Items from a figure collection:

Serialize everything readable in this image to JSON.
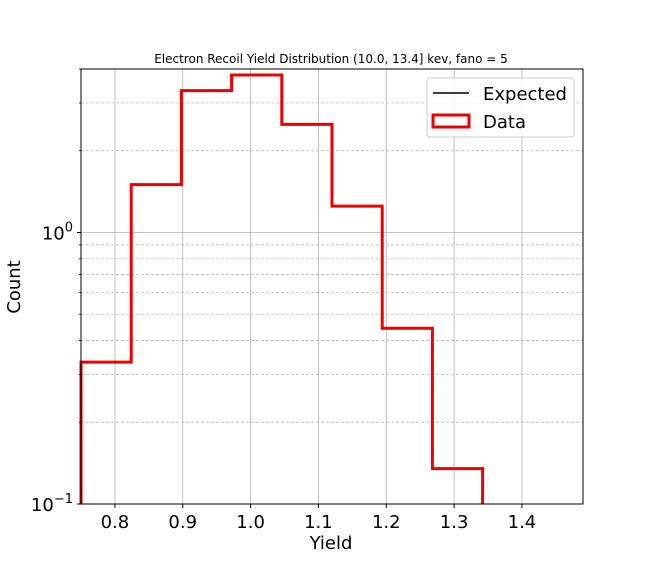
{
  "chart_data": {
    "type": "histogram",
    "title": "Electron Recoil Yield Distribution (10.0, 13.4] kev, fano = 5",
    "xlabel": "Yield",
    "ylabel": "Count",
    "yscale": "log",
    "xlim": [
      0.75,
      1.49
    ],
    "ylim": [
      0.1,
      4.0
    ],
    "grid": {
      "major": true,
      "minor_y": true
    },
    "legend": {
      "placement": "top-right",
      "entries": [
        {
          "label": "Expected",
          "kind": "line",
          "color": "#000000"
        },
        {
          "label": "Data",
          "kind": "step",
          "color": "#ee0000"
        }
      ]
    },
    "x_ticks": [
      {
        "value": 0.8,
        "label": "0.8"
      },
      {
        "value": 0.9,
        "label": "0.9"
      },
      {
        "value": 1.0,
        "label": "1.0"
      },
      {
        "value": 1.1,
        "label": "1.1"
      },
      {
        "value": 1.2,
        "label": "1.2"
      },
      {
        "value": 1.3,
        "label": "1.3"
      },
      {
        "value": 1.4,
        "label": "1.4"
      }
    ],
    "y_ticks": [
      {
        "value": 0.1,
        "base": "10",
        "exp": "−1"
      },
      {
        "value": 1.0,
        "base": "10",
        "exp": "0"
      }
    ],
    "series": [
      {
        "name": "Expected",
        "color": "#000000",
        "bin_edges": [],
        "counts": []
      },
      {
        "name": "Data",
        "color": "#ee0000",
        "bin_edges": [
          0.75,
          0.824,
          0.898,
          0.972,
          1.046,
          1.12,
          1.194,
          1.268,
          1.342
        ],
        "counts": [
          0.333,
          1.5,
          3.33,
          3.8,
          2.5,
          1.25,
          0.444,
          0.135
        ]
      }
    ]
  }
}
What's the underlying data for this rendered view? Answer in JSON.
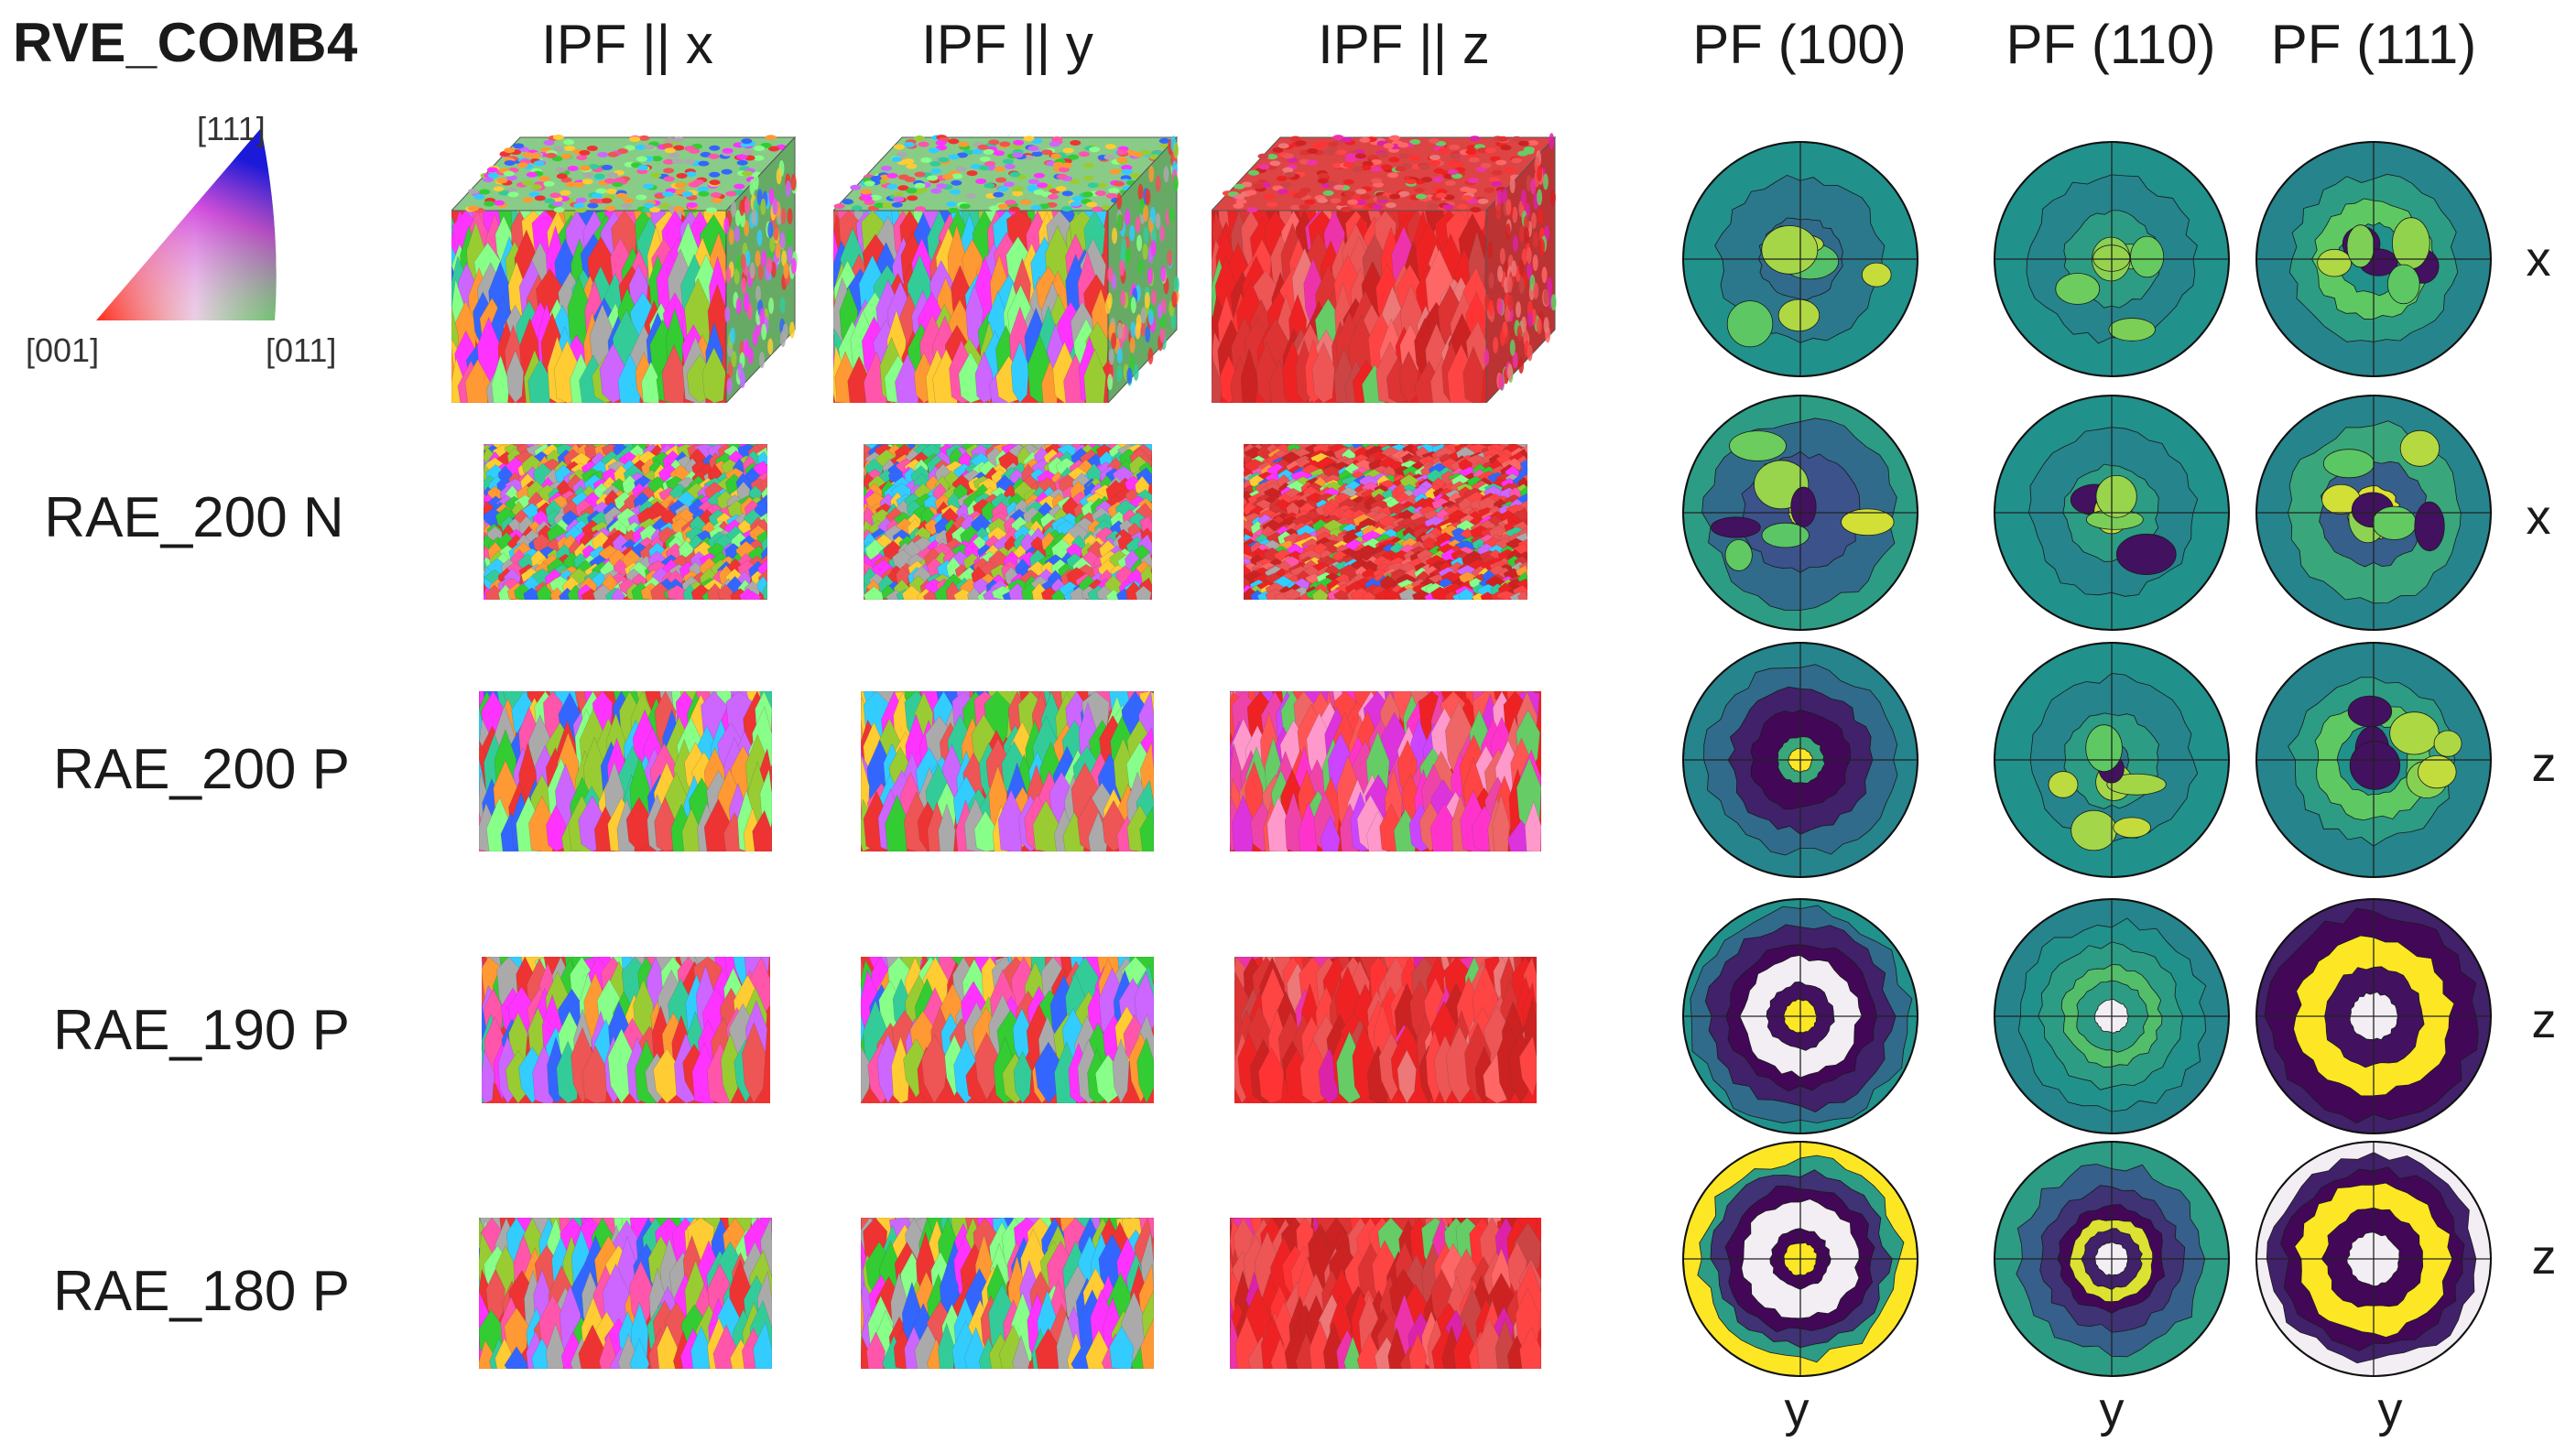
{
  "figure": {
    "title": "RVE_COMB4",
    "ipf_key": {
      "top": "[111]",
      "left": "[001]",
      "right": "[011]"
    },
    "ipf_columns": [
      "IPF || x",
      "IPF || y",
      "IPF || z"
    ],
    "pf_columns": [
      "PF (100)",
      "PF (110)",
      "PF (111)"
    ],
    "rows": [
      {
        "label": "",
        "direction": "x",
        "ipf_style": [
          "rve-mixed",
          "rve-mixed",
          "rve-red"
        ],
        "pf_style": [
          "weak-center",
          "weak",
          "weak-ring"
        ]
      },
      {
        "label": "RAE_200 N",
        "direction": "x",
        "ipf_style": [
          "equiaxed",
          "equiaxed",
          "layered"
        ],
        "pf_style": [
          "asym",
          "asym-weak",
          "asym-ring"
        ]
      },
      {
        "label": "RAE_200 P",
        "direction": "z",
        "ipf_style": [
          "columnar",
          "columnar",
          "columnar-pink"
        ],
        "pf_style": [
          "center",
          "weak",
          "weak-ring"
        ]
      },
      {
        "label": "RAE_190 P",
        "direction": "z",
        "ipf_style": [
          "columnar",
          "columnar",
          "columnar-red"
        ],
        "pf_style": [
          "strong-center",
          "ring-mid",
          "strong-ring"
        ]
      },
      {
        "label": "RAE_180 P",
        "direction": "z",
        "ipf_style": [
          "columnar",
          "columnar",
          "columnar-red"
        ],
        "pf_style": [
          "strong-center-yellow",
          "ring-mid2",
          "strong-ring2"
        ]
      }
    ],
    "bottom_labels": [
      "y",
      "y",
      "y"
    ]
  }
}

### What is being asked
Pick out and copy the lines of the material that include the word "title".

### Written answer
    "title": "Electron Recoil Yield Distribution (10.0, 13.4] kev, fano = 5",
    "title": "RVE_COMB4",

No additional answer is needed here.